Work to be completed:
Transcribe each record exactly. Include every one.

____________

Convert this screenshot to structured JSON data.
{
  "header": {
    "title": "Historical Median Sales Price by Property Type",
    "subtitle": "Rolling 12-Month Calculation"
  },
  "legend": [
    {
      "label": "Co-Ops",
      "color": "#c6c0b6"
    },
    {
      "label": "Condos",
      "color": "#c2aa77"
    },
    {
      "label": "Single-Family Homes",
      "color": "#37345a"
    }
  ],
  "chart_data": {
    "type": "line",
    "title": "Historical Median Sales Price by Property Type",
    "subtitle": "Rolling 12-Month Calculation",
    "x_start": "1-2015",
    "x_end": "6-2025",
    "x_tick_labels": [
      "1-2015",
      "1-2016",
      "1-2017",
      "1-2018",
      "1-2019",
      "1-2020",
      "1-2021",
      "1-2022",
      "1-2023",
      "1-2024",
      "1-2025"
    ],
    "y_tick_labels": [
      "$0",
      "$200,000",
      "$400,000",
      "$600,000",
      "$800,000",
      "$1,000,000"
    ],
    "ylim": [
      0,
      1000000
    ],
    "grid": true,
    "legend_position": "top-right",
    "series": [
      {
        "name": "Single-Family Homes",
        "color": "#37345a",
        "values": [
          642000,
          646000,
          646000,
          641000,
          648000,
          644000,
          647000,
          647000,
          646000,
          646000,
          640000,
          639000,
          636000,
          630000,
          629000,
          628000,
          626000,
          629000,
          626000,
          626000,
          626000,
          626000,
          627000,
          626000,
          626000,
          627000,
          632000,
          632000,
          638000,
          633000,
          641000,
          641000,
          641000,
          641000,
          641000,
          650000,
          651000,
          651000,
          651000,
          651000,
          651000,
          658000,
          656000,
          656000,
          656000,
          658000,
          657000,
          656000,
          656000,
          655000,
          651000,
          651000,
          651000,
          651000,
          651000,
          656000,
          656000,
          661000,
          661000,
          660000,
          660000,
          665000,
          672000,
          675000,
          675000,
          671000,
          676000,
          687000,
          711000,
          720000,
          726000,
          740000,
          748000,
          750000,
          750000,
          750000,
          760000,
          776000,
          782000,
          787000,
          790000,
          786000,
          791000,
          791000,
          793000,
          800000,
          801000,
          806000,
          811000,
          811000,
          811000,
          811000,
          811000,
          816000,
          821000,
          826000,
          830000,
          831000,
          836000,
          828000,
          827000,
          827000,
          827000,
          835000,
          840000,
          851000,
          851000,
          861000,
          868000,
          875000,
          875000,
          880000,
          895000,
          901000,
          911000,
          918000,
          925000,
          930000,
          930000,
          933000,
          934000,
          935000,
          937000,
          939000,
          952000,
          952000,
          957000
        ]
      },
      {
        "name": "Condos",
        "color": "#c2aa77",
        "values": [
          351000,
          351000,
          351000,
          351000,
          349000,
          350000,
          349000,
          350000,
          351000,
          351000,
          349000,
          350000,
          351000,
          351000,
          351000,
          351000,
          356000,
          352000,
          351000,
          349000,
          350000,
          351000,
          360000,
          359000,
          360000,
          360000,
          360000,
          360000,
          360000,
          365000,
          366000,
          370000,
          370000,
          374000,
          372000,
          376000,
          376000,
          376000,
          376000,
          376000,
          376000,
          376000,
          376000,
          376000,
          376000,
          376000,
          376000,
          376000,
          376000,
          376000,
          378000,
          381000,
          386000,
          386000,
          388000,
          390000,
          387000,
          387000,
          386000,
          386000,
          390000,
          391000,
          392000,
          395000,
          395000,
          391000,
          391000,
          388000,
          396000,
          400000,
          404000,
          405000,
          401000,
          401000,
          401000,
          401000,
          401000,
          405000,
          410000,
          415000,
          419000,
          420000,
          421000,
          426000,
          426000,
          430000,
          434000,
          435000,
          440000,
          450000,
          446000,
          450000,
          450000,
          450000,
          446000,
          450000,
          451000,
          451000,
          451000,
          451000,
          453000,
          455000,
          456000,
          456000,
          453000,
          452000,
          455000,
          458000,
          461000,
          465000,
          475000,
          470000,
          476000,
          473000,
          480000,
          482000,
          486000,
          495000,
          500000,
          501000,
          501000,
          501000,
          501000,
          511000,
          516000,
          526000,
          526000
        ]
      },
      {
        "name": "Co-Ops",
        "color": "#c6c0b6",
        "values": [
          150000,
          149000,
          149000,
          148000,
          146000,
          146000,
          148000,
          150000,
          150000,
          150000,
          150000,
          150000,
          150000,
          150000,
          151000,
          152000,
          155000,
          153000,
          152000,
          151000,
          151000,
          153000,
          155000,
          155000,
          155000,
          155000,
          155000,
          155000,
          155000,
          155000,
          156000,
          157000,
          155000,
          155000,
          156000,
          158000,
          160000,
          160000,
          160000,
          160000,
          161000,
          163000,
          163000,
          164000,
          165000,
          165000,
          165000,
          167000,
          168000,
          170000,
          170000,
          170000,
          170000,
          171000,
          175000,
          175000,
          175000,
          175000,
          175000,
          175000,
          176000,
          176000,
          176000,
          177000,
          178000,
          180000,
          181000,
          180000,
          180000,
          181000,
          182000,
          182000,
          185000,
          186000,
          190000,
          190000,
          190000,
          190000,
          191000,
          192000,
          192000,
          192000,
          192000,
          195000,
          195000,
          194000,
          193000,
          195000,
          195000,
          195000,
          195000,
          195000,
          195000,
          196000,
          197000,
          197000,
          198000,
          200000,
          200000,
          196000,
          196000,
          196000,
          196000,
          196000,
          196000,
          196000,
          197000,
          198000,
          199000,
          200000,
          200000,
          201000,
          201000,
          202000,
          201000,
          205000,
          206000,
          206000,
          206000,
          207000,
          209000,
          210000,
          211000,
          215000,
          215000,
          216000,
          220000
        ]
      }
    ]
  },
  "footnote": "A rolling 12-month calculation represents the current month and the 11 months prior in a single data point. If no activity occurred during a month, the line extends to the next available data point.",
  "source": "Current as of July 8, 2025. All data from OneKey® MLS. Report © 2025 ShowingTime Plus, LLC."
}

____________

The reply:
Convert this screenshot to structured JSON data.
{
  "header": {
    "title": "Historical Median Sales Price by Property Type",
    "subtitle": "Rolling 12-Month Calculation"
  },
  "legend": [
    {
      "label": "Co-Ops",
      "color": "#c6c0b6"
    },
    {
      "label": "Condos",
      "color": "#c2aa77"
    },
    {
      "label": "Single-Family Homes",
      "color": "#37345a"
    }
  ],
  "chart_data": {
    "type": "line",
    "title": "Historical Median Sales Price by Property Type",
    "subtitle": "Rolling 12-Month Calculation",
    "x_start": "1-2015",
    "x_end": "6-2025",
    "x_tick_labels": [
      "1-2015",
      "1-2016",
      "1-2017",
      "1-2018",
      "1-2019",
      "1-2020",
      "1-2021",
      "1-2022",
      "1-2023",
      "1-2024",
      "1-2025"
    ],
    "y_tick_labels": [
      "$0",
      "$200,000",
      "$400,000",
      "$600,000",
      "$800,000",
      "$1,000,000"
    ],
    "ylim": [
      0,
      1000000
    ],
    "grid": true,
    "legend_position": "top-right",
    "series": [
      {
        "name": "Single-Family Homes",
        "color": "#37345a",
        "values": [
          642000,
          646000,
          646000,
          641000,
          648000,
          644000,
          647000,
          647000,
          646000,
          646000,
          640000,
          639000,
          636000,
          630000,
          629000,
          628000,
          626000,
          629000,
          626000,
          626000,
          626000,
          626000,
          627000,
          626000,
          626000,
          627000,
          632000,
          632000,
          638000,
          633000,
          641000,
          641000,
          641000,
          641000,
          641000,
          650000,
          651000,
          651000,
          651000,
          651000,
          651000,
          658000,
          656000,
          656000,
          656000,
          658000,
          657000,
          656000,
          656000,
          655000,
          651000,
          651000,
          651000,
          651000,
          651000,
          656000,
          656000,
          661000,
          661000,
          660000,
          660000,
          665000,
          672000,
          675000,
          675000,
          671000,
          676000,
          687000,
          711000,
          720000,
          726000,
          740000,
          748000,
          750000,
          750000,
          750000,
          760000,
          776000,
          782000,
          787000,
          790000,
          786000,
          791000,
          791000,
          793000,
          800000,
          801000,
          806000,
          811000,
          811000,
          811000,
          811000,
          811000,
          816000,
          821000,
          826000,
          830000,
          831000,
          836000,
          828000,
          827000,
          827000,
          827000,
          835000,
          840000,
          851000,
          851000,
          861000,
          868000,
          875000,
          875000,
          880000,
          895000,
          901000,
          911000,
          918000,
          925000,
          930000,
          930000,
          933000,
          934000,
          935000,
          937000,
          939000,
          952000,
          952000,
          957000
        ]
      },
      {
        "name": "Condos",
        "color": "#c2aa77",
        "values": [
          351000,
          351000,
          351000,
          351000,
          349000,
          350000,
          349000,
          350000,
          351000,
          351000,
          349000,
          350000,
          351000,
          351000,
          351000,
          351000,
          356000,
          352000,
          351000,
          349000,
          350000,
          351000,
          360000,
          359000,
          360000,
          360000,
          360000,
          360000,
          360000,
          365000,
          366000,
          370000,
          370000,
          374000,
          372000,
          376000,
          376000,
          376000,
          376000,
          376000,
          376000,
          376000,
          376000,
          376000,
          376000,
          376000,
          376000,
          376000,
          376000,
          376000,
          378000,
          381000,
          386000,
          386000,
          388000,
          390000,
          387000,
          387000,
          386000,
          386000,
          390000,
          391000,
          392000,
          395000,
          395000,
          391000,
          391000,
          388000,
          396000,
          400000,
          404000,
          405000,
          401000,
          401000,
          401000,
          401000,
          401000,
          405000,
          410000,
          415000,
          419000,
          420000,
          421000,
          426000,
          426000,
          430000,
          434000,
          435000,
          440000,
          450000,
          446000,
          450000,
          450000,
          450000,
          446000,
          450000,
          451000,
          451000,
          451000,
          451000,
          453000,
          455000,
          456000,
          456000,
          453000,
          452000,
          455000,
          458000,
          461000,
          465000,
          475000,
          470000,
          476000,
          473000,
          480000,
          482000,
          486000,
          495000,
          500000,
          501000,
          501000,
          501000,
          501000,
          511000,
          516000,
          526000,
          526000
        ]
      },
      {
        "name": "Co-Ops",
        "color": "#c6c0b6",
        "values": [
          150000,
          149000,
          149000,
          148000,
          146000,
          146000,
          148000,
          150000,
          150000,
          150000,
          150000,
          150000,
          150000,
          150000,
          151000,
          152000,
          155000,
          153000,
          152000,
          151000,
          151000,
          153000,
          155000,
          155000,
          155000,
          155000,
          155000,
          155000,
          155000,
          155000,
          156000,
          157000,
          155000,
          155000,
          156000,
          158000,
          160000,
          160000,
          160000,
          160000,
          161000,
          163000,
          163000,
          164000,
          165000,
          165000,
          165000,
          167000,
          168000,
          170000,
          170000,
          170000,
          170000,
          171000,
          175000,
          175000,
          175000,
          175000,
          175000,
          175000,
          176000,
          176000,
          176000,
          177000,
          178000,
          180000,
          181000,
          180000,
          180000,
          181000,
          182000,
          182000,
          185000,
          186000,
          190000,
          190000,
          190000,
          190000,
          191000,
          192000,
          192000,
          192000,
          192000,
          195000,
          195000,
          194000,
          193000,
          195000,
          195000,
          195000,
          195000,
          195000,
          195000,
          196000,
          197000,
          197000,
          198000,
          200000,
          200000,
          196000,
          196000,
          196000,
          196000,
          196000,
          196000,
          196000,
          197000,
          198000,
          199000,
          200000,
          200000,
          201000,
          201000,
          202000,
          201000,
          205000,
          206000,
          206000,
          206000,
          207000,
          209000,
          210000,
          211000,
          215000,
          215000,
          216000,
          220000
        ]
      }
    ]
  },
  "footnote": "A rolling 12-month calculation represents the current month and the 11 months prior in a single data point. If no activity occurred during a month, the line extends to the next available data point.",
  "source": "Current as of July 8, 2025. All data from OneKey® MLS. Report © 2025 ShowingTime Plus, LLC."
}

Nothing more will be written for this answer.